[start]

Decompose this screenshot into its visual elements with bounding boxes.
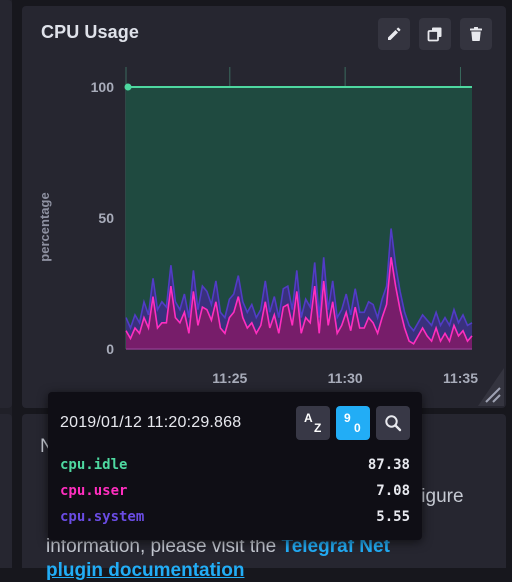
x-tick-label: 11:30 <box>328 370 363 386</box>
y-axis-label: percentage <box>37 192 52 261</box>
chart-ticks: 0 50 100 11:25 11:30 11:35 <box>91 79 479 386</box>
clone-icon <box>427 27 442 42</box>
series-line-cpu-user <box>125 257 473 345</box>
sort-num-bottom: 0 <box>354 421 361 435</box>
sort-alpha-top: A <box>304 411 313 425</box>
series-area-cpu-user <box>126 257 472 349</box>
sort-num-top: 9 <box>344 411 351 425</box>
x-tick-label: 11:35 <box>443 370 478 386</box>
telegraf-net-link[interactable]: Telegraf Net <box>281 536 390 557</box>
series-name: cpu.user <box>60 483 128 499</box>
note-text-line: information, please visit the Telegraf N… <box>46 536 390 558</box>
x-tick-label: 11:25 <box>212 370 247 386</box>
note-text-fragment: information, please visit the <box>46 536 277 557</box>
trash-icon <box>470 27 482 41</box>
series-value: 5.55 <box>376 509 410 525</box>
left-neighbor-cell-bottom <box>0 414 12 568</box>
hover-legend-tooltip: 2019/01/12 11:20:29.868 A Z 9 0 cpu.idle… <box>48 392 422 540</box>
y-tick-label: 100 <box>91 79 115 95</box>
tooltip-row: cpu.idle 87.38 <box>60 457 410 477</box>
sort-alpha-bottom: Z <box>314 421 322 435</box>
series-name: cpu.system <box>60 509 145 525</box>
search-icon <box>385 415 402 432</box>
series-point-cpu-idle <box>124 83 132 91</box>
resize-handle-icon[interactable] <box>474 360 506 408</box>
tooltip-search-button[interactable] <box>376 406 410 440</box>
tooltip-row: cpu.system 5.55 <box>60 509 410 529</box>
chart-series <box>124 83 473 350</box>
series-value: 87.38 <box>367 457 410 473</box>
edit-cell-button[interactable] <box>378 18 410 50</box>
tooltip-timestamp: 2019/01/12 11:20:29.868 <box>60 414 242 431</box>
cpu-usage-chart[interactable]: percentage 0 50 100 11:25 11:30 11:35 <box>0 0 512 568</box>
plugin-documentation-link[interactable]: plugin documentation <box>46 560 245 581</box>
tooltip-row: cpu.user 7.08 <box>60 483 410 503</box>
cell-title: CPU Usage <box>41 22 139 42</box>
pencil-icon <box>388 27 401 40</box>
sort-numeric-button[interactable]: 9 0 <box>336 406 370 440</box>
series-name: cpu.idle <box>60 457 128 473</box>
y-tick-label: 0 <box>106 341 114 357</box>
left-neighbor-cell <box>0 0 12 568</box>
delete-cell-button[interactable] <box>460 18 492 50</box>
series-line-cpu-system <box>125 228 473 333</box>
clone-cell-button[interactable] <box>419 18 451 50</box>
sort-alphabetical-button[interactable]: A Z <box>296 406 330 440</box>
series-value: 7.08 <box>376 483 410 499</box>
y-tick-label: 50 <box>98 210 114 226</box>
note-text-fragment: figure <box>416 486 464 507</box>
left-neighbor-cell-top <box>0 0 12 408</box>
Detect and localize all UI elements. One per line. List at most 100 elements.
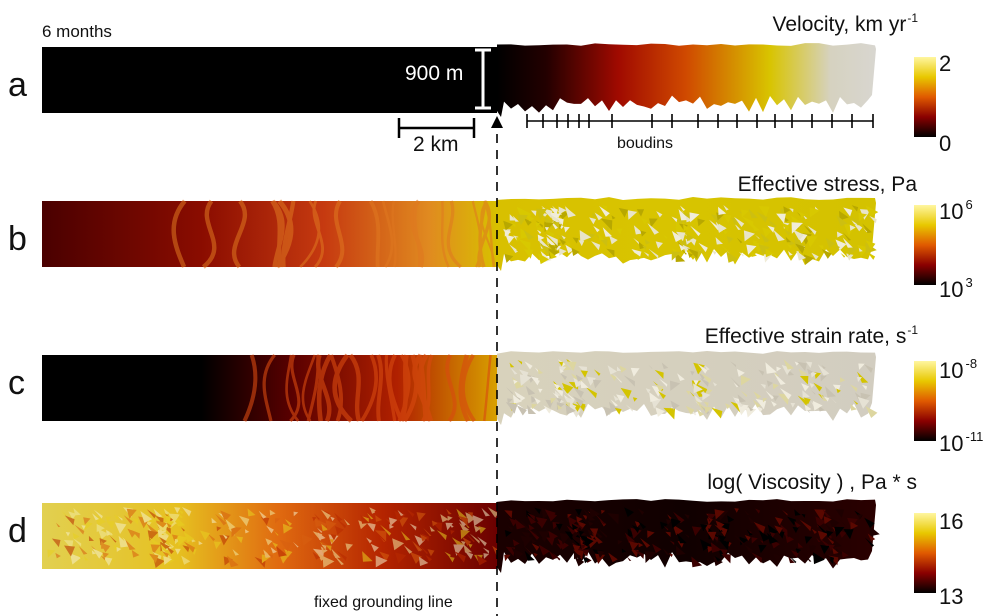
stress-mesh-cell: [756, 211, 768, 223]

[end]

## Problem to solve
Rewrite all of these lines with "tooltip-row" replaced by "legend-row" and everything else unchanged. Leave out the pictures.

## Task answer
Decompose this screenshot into its visual elements with bounding boxes.
x-tick-label: 11:30 <box>328 370 363 386</box>
y-axis-label: percentage <box>37 192 52 261</box>
chart-ticks: 0 50 100 11:25 11:30 11:35 <box>91 79 479 386</box>
clone-icon <box>427 27 442 42</box>
series-line-cpu-user <box>125 257 473 345</box>
sort-num-bottom: 0 <box>354 421 361 435</box>
sort-alpha-top: A <box>304 411 313 425</box>
series-area-cpu-user <box>126 257 472 349</box>
sort-num-top: 9 <box>344 411 351 425</box>
x-tick-label: 11:35 <box>443 370 478 386</box>
telegraf-net-link[interactable]: Telegraf Net <box>281 536 390 557</box>
series-name: cpu.user <box>60 483 128 499</box>
note-text-line: information, please visit the Telegraf N… <box>46 536 390 558</box>
x-tick-label: 11:25 <box>212 370 247 386</box>
note-text-fragment: information, please visit the <box>46 536 277 557</box>
trash-icon <box>470 27 482 41</box>
series-value: 5.55 <box>376 509 410 525</box>
left-neighbor-cell-bottom <box>0 414 12 568</box>
hover-legend-tooltip: 2019/01/12 11:20:29.868 A Z 9 0 cpu.idle… <box>48 392 422 540</box>
y-tick-label: 100 <box>91 79 115 95</box>
legend-row: cpu.idle 87.38 <box>60 457 410 477</box>
sort-alpha-bottom: Z <box>314 421 322 435</box>
series-name: cpu.system <box>60 509 145 525</box>
search-icon <box>385 415 402 432</box>
series-point-cpu-idle <box>124 83 132 91</box>
resize-handle-icon[interactable] <box>474 360 506 408</box>
tooltip-search-button[interactable] <box>376 406 410 440</box>
legend-row: cpu.system 5.55 <box>60 509 410 529</box>
chart-series <box>124 83 473 350</box>
series-value: 87.38 <box>367 457 410 473</box>
edit-cell-button[interactable] <box>378 18 410 50</box>
tooltip-timestamp: 2019/01/12 11:20:29.868 <box>60 414 242 431</box>
cpu-usage-chart[interactable]: percentage 0 50 100 11:25 11:30 11:35 <box>0 0 512 568</box>
plugin-documentation-link[interactable]: plugin documentation <box>46 560 245 581</box>
legend-row: cpu.user 7.08 <box>60 483 410 503</box>
cell-title: CPU Usage <box>41 22 139 42</box>
pencil-icon <box>388 27 401 40</box>
sort-numeric-button[interactable]: 9 0 <box>336 406 370 440</box>
series-name: cpu.idle <box>60 457 128 473</box>
y-tick-label: 0 <box>106 341 114 357</box>
left-neighbor-cell <box>0 0 12 568</box>
delete-cell-button[interactable] <box>460 18 492 50</box>
series-line-cpu-system <box>125 228 473 333</box>
clone-cell-button[interactable] <box>419 18 451 50</box>
sort-alphabetical-button[interactable]: A Z <box>296 406 330 440</box>
series-value: 7.08 <box>376 483 410 499</box>
y-tick-label: 50 <box>98 210 114 226</box>
note-text-fragment: figure <box>416 486 464 507</box>
left-neighbor-cell-top <box>0 0 12 408</box>
Detect and localize all UI elements. One per line. List at most 100 elements.
stress-mesh-cell: [756, 211, 768, 223]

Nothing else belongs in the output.